▶ **RECORD EXTRACTS**:
------------------------------------------------

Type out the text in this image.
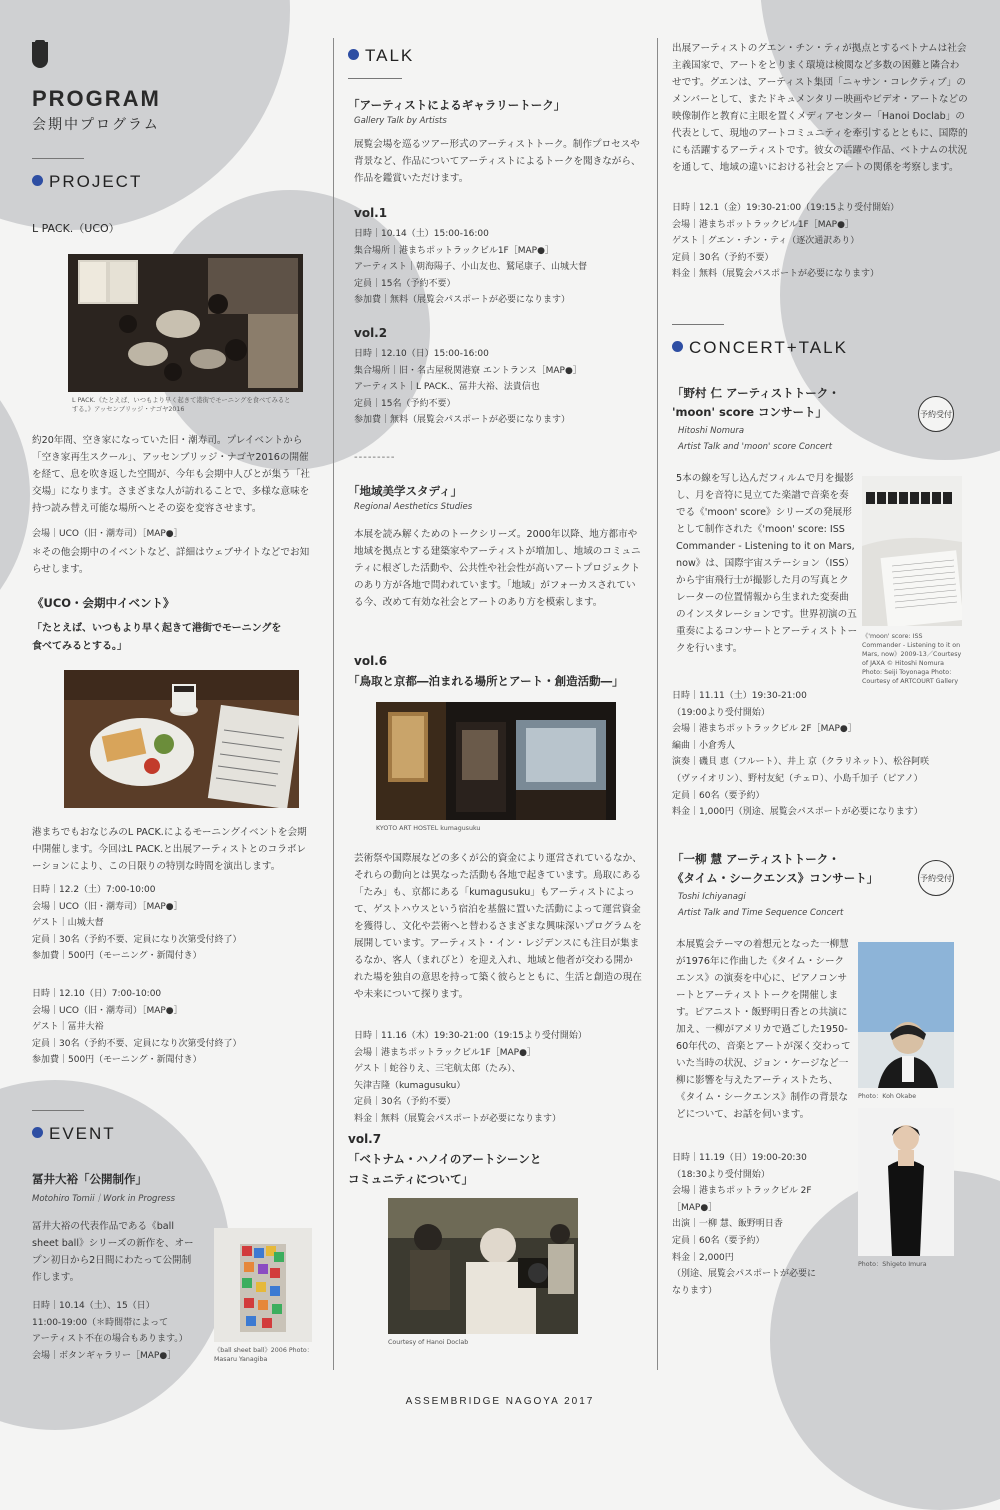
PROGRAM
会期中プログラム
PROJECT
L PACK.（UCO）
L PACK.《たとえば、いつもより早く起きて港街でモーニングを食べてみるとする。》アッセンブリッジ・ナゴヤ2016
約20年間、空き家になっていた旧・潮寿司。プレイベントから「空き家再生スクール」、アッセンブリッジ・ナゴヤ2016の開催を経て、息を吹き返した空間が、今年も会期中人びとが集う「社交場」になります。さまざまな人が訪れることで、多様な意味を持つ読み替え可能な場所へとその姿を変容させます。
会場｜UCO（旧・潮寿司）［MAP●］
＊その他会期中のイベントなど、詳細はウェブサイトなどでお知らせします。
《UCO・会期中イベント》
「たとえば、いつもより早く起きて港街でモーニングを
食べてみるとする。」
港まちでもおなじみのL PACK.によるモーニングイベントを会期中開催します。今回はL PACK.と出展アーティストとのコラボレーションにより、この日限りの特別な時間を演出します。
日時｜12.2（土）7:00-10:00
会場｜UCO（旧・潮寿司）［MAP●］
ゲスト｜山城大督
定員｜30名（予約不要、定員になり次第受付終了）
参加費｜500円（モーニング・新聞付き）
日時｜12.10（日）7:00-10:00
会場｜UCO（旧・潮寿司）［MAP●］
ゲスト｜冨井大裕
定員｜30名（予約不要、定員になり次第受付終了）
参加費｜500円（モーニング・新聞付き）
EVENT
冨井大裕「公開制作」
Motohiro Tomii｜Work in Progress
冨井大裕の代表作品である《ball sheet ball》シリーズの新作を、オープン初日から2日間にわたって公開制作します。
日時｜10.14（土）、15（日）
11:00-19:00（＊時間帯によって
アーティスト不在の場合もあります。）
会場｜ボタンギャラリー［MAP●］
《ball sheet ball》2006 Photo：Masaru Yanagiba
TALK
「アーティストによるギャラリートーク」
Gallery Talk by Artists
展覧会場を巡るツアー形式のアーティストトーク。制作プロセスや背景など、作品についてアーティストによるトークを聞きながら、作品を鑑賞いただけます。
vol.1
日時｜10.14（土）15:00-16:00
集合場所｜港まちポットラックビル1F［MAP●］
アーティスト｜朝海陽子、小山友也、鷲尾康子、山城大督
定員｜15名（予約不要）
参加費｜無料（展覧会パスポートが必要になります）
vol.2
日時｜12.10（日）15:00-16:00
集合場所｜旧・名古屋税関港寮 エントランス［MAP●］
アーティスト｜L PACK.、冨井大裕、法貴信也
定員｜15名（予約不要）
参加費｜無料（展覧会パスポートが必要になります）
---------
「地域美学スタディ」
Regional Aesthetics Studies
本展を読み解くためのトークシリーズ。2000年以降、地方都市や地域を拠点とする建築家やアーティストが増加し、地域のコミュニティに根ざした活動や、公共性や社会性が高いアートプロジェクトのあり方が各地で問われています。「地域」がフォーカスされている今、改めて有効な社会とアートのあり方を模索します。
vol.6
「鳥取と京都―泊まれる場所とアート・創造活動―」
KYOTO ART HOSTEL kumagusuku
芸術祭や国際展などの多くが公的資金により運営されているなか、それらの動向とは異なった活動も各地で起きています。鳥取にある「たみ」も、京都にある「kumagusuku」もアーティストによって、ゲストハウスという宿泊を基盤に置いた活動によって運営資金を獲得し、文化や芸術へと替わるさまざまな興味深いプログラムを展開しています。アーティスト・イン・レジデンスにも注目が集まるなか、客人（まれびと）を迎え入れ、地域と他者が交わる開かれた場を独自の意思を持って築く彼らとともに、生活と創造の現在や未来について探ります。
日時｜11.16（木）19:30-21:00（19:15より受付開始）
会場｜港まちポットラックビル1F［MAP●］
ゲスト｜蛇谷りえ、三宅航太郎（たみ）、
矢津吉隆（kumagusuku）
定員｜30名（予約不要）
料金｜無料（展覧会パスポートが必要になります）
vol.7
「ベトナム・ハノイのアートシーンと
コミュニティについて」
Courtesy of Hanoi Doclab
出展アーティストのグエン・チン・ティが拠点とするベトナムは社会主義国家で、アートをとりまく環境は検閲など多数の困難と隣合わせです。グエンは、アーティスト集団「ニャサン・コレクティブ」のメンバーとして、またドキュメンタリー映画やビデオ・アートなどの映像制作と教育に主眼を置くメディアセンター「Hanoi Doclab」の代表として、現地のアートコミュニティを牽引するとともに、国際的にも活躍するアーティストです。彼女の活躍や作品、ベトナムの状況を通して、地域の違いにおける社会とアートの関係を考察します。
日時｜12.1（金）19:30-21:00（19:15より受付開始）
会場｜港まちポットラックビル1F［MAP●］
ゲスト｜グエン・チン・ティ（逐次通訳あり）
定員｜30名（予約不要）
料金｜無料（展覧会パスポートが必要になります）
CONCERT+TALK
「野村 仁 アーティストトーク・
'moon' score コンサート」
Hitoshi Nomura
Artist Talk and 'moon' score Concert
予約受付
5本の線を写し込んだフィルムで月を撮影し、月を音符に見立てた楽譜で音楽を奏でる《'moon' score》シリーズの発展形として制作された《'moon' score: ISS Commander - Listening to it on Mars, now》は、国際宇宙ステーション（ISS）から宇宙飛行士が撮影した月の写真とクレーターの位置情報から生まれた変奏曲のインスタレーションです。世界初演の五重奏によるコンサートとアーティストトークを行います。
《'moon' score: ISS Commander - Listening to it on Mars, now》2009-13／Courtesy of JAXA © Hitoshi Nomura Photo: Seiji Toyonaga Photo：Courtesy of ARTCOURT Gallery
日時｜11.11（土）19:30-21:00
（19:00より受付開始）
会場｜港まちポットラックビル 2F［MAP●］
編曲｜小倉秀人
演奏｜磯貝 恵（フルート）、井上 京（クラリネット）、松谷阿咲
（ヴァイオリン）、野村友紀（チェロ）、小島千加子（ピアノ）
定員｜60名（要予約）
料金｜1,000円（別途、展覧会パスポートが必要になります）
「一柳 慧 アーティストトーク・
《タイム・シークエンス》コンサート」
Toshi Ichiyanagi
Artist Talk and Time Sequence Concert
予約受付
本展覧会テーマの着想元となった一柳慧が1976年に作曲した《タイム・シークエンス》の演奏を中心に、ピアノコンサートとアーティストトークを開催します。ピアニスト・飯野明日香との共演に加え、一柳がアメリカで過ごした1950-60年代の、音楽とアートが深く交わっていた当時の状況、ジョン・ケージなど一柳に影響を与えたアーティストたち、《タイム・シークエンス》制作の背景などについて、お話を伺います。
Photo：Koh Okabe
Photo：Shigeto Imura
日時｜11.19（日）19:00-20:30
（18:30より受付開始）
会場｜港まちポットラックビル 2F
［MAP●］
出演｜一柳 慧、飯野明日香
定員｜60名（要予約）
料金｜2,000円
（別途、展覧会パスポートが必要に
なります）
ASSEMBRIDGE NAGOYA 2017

------------------------------------------------

▶ **DIRECTIVE**:
Locate the word "Nomura" in the records above, and return each line that has it.

▶ **IN RESPONSE**:
Hitoshi Nomura
《'moon' score: ISS Commander - Listening to it on Mars, now》2009-13／Courtesy of JAXA © Hitoshi Nomura Photo: Seiji Toyonaga Photo：Courtesy of ARTCOURT Gallery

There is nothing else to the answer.